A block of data
========================

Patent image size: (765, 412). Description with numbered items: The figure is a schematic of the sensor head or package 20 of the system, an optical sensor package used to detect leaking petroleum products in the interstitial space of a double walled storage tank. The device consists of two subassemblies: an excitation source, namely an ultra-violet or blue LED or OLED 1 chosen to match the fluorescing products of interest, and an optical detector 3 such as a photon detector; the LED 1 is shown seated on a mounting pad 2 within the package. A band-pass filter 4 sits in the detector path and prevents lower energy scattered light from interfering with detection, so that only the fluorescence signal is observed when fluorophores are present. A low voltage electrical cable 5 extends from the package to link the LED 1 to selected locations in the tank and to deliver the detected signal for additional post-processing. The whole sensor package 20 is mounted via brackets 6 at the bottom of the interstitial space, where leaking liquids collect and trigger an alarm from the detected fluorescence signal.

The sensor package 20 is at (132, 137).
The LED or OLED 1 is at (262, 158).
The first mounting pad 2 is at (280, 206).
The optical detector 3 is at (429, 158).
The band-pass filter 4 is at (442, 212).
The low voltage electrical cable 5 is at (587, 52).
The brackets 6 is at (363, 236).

========================

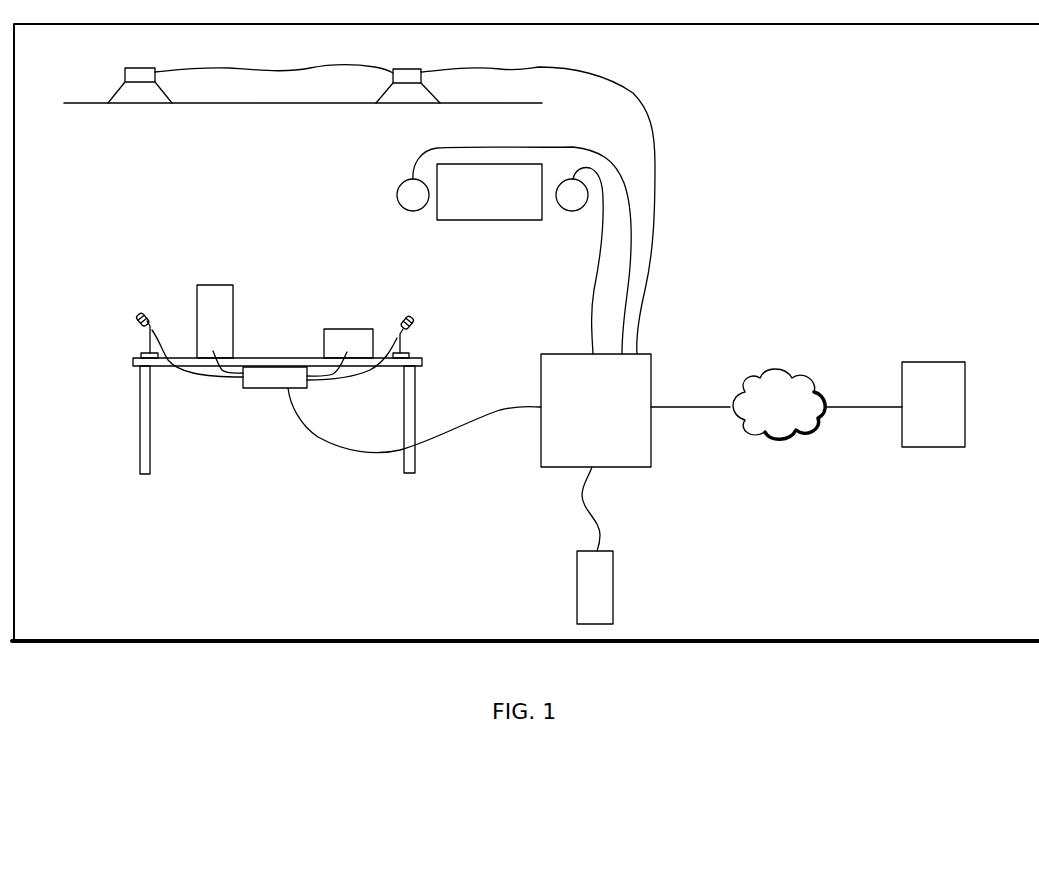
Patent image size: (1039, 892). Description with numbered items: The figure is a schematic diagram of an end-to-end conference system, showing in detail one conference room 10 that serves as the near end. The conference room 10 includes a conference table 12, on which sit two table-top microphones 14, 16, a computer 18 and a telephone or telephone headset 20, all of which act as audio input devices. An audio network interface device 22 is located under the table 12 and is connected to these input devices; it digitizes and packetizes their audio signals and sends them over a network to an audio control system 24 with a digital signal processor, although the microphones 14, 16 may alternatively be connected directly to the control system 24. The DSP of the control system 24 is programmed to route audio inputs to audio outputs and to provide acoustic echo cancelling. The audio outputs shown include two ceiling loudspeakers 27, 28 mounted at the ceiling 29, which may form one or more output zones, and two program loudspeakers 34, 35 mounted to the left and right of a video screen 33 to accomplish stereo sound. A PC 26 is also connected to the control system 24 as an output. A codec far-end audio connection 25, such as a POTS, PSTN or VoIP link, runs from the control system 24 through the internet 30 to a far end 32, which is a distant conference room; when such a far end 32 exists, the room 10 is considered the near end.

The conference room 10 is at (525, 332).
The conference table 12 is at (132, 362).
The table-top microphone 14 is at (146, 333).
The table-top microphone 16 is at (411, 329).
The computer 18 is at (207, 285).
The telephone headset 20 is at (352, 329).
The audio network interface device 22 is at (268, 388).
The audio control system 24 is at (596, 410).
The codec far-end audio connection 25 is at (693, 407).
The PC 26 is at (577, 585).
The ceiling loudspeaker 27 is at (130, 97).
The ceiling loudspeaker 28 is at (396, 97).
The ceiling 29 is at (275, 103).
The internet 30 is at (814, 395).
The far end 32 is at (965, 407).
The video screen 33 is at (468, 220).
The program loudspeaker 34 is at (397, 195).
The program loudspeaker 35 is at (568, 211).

========================

* _Given exercise_
Return, exactly as they appear in the records, the lines from the one containing "Patent image size: (765, 412)." through the one containing "The brackets 6 is at (363, 236).", with both of those lines included.

* _Solution for this task_
Patent image size: (765, 412). Description with numbered items: The figure is a schematic of the sensor head or package 20 of the system, an optical sensor package used to detect leaking petroleum products in the interstitial space of a double walled storage tank. The device consists of two subassemblies: an excitation source, namely an ultra-violet or blue LED or OLED 1 chosen to match the fluorescing products of interest, and an optical detector 3 such as a photon detector; the LED 1 is shown seated on a mounting pad 2 within the package. A band-pass filter 4 sits in the detector path and prevents lower energy scattered light from interfering with detection, so that only the fluorescence signal is observed when fluorophores are present. A low voltage electrical cable 5 extends from the package to link the LED 1 to selected locations in the tank and to deliver the detected signal for additional post-processing. The whole sensor package 20 is mounted via brackets 6 at the bottom of the interstitial space, where leaking liquids collect and trigger an alarm from the detected fluorescence signal.

The sensor package 20 is at (132, 137).
The LED or OLED 1 is at (262, 158).
The first mounting pad 2 is at (280, 206).
The optical detector 3 is at (429, 158).
The band-pass filter 4 is at (442, 212).
The low voltage electrical cable 5 is at (587, 52).
The brackets 6 is at (363, 236).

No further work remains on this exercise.